Dataset entries —

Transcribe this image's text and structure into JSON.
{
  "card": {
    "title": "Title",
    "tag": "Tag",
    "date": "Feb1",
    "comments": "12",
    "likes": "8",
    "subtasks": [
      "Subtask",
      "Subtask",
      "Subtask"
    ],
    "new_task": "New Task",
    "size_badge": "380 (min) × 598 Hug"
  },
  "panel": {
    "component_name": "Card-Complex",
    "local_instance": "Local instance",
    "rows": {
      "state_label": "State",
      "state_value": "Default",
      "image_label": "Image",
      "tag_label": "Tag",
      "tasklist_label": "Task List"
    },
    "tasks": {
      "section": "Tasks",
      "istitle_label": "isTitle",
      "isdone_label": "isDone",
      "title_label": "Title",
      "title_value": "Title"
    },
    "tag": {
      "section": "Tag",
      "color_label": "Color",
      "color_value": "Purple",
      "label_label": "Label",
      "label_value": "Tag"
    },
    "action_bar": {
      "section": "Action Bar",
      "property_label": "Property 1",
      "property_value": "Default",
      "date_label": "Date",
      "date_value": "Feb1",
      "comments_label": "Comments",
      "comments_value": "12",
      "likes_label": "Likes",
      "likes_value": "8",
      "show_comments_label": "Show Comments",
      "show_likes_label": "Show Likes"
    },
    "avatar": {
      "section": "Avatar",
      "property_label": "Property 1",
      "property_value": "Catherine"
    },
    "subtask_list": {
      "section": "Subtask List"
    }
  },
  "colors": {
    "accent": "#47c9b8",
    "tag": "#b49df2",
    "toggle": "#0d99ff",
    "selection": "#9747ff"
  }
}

What is asked —
Write out every entry above, word for word.

Exercise result —
Transcribe this image's text and structure into JSON.
{
  "card": {
    "title": "Title",
    "tag": "Tag",
    "date": "Feb1",
    "comments": "12",
    "likes": "8",
    "subtasks": [
      "Subtask",
      "Subtask",
      "Subtask"
    ],
    "new_task": "New Task",
    "size_badge": "380 (min) × 598 Hug"
  },
  "panel": {
    "component_name": "Card-Complex",
    "local_instance": "Local instance",
    "rows": {
      "state_label": "State",
      "state_value": "Default",
      "image_label": "Image",
      "tag_label": "Tag",
      "tasklist_label": "Task List"
    },
    "tasks": {
      "section": "Tasks",
      "istitle_label": "isTitle",
      "isdone_label": "isDone",
      "title_label": "Title",
      "title_value": "Title"
    },
    "tag": {
      "section": "Tag",
      "color_label": "Color",
      "color_value": "Purple",
      "label_label": "Label",
      "label_value": "Tag"
    },
    "action_bar": {
      "section": "Action Bar",
      "property_label": "Property 1",
      "property_value": "Default",
      "date_label": "Date",
      "date_value": "Feb1",
      "comments_label": "Comments",
      "comments_value": "12",
      "likes_label": "Likes",
      "likes_value": "8",
      "show_comments_label": "Show Comments",
      "show_likes_label": "Show Likes"
    },
    "avatar": {
      "section": "Avatar",
      "property_label": "Property 1",
      "property_value": "Catherine"
    },
    "subtask_list": {
      "section": "Subtask List"
    }
  },
  "colors": {
    "accent": "#47c9b8",
    "tag": "#b49df2",
    "toggle": "#0d99ff",
    "selection": "#9747ff"
  }
}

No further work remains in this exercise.